Task objective: Your answer should be a single number: how many lines in the data below hold the string "сила".

Extracted records:
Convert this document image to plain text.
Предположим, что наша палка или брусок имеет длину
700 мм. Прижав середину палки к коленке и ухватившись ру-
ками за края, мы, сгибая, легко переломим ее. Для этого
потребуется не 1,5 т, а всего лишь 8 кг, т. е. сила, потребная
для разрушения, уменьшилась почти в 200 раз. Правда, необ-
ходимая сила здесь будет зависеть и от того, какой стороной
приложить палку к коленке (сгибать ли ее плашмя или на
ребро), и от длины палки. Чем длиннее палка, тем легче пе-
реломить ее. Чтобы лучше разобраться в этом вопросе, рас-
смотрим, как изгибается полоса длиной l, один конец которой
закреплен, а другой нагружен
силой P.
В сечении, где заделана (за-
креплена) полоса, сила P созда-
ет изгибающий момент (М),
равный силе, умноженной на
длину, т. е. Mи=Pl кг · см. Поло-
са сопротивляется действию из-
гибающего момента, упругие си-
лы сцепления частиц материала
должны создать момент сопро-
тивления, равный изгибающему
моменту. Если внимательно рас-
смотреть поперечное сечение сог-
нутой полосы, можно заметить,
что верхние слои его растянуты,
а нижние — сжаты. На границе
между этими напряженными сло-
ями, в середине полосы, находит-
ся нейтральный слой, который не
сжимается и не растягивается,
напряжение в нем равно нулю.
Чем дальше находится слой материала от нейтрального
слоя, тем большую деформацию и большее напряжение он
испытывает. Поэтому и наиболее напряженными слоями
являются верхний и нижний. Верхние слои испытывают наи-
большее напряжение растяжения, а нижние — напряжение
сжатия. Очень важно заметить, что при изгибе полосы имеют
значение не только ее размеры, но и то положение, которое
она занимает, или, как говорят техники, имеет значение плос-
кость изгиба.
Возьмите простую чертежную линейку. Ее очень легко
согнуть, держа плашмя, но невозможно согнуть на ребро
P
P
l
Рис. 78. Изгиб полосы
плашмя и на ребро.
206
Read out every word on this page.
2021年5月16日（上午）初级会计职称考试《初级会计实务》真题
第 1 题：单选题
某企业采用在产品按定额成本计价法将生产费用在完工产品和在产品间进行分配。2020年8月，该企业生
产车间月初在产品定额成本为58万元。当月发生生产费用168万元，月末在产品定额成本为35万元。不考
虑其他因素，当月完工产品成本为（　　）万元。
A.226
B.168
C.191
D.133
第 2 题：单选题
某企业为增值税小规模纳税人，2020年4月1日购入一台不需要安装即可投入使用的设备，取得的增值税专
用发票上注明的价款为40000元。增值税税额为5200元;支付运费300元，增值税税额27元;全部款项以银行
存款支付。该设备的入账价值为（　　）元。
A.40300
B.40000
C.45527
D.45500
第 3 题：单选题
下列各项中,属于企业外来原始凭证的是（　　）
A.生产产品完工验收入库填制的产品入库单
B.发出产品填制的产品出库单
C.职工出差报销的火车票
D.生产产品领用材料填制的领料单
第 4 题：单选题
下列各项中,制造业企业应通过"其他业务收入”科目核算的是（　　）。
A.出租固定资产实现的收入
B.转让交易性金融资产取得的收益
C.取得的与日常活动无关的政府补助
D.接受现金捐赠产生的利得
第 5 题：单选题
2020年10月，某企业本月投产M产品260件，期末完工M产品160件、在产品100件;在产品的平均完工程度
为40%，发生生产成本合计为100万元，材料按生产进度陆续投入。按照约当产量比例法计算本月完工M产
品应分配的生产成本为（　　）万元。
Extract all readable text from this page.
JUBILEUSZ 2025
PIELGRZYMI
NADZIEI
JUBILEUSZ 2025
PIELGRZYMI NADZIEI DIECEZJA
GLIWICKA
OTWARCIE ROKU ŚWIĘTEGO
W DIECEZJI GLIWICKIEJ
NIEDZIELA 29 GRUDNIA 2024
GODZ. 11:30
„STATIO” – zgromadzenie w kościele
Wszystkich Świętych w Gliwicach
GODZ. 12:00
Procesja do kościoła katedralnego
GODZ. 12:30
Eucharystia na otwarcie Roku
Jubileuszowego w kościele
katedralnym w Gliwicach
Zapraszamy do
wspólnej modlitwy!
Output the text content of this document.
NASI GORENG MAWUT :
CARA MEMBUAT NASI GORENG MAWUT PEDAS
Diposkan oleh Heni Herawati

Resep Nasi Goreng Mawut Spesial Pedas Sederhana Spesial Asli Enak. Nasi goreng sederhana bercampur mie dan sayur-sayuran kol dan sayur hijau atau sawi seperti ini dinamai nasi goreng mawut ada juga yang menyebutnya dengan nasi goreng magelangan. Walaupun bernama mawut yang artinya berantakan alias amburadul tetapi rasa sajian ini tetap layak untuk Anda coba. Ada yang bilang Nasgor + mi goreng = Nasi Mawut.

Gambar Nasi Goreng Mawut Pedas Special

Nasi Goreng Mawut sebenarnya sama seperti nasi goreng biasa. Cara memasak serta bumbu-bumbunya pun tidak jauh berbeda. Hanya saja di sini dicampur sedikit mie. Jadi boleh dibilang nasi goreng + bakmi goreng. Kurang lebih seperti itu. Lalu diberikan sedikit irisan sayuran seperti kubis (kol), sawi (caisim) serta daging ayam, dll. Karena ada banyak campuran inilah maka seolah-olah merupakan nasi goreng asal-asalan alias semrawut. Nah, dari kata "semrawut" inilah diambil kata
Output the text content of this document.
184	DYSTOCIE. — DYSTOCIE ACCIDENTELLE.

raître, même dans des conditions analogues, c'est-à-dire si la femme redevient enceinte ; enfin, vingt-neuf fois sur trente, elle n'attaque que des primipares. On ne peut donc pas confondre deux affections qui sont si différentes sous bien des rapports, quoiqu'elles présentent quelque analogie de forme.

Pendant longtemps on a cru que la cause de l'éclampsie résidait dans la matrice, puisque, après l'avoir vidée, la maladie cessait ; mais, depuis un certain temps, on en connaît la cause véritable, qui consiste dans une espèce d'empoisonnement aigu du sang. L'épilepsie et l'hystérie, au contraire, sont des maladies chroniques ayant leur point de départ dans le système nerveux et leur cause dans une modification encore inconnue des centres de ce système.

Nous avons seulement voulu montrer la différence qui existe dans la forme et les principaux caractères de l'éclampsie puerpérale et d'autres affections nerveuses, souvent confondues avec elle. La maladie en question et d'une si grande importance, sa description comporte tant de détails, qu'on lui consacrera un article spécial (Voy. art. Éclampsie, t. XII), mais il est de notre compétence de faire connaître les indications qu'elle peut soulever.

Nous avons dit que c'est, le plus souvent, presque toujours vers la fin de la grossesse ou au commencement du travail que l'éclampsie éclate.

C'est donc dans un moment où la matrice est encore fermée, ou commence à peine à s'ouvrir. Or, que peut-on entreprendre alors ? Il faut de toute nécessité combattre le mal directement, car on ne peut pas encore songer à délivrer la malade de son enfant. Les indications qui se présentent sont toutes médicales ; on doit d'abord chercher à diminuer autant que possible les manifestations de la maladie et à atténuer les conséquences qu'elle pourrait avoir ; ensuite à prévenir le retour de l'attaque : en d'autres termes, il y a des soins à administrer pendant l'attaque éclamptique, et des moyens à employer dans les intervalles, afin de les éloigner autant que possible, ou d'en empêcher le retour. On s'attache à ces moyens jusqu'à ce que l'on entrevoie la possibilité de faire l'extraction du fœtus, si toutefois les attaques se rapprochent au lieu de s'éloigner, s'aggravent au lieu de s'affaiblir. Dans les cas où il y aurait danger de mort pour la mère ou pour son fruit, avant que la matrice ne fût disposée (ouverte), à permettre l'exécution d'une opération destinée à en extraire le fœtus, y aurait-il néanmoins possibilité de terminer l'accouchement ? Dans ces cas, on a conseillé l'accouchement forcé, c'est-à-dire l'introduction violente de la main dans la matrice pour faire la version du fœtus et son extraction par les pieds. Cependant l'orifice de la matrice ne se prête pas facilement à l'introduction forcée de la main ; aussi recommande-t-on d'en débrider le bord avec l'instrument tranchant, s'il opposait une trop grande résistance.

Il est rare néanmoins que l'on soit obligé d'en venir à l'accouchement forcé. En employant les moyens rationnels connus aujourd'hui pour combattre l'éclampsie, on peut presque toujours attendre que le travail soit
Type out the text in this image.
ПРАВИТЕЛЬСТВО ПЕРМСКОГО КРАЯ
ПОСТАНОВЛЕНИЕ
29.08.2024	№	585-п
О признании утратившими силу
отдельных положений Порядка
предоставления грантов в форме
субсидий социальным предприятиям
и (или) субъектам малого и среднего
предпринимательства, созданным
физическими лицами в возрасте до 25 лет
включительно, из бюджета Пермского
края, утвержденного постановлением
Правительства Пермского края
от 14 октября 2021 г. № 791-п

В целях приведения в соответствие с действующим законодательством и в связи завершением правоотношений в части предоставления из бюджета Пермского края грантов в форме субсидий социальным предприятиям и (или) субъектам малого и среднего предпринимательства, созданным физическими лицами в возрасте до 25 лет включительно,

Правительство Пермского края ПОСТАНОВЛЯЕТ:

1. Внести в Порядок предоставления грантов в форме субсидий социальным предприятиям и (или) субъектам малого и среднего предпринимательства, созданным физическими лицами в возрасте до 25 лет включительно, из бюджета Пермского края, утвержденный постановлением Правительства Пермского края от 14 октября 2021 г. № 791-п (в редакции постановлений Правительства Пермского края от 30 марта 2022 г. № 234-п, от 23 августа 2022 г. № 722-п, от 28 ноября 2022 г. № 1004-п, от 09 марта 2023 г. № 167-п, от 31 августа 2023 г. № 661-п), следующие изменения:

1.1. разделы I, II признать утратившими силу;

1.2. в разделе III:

Task output: 3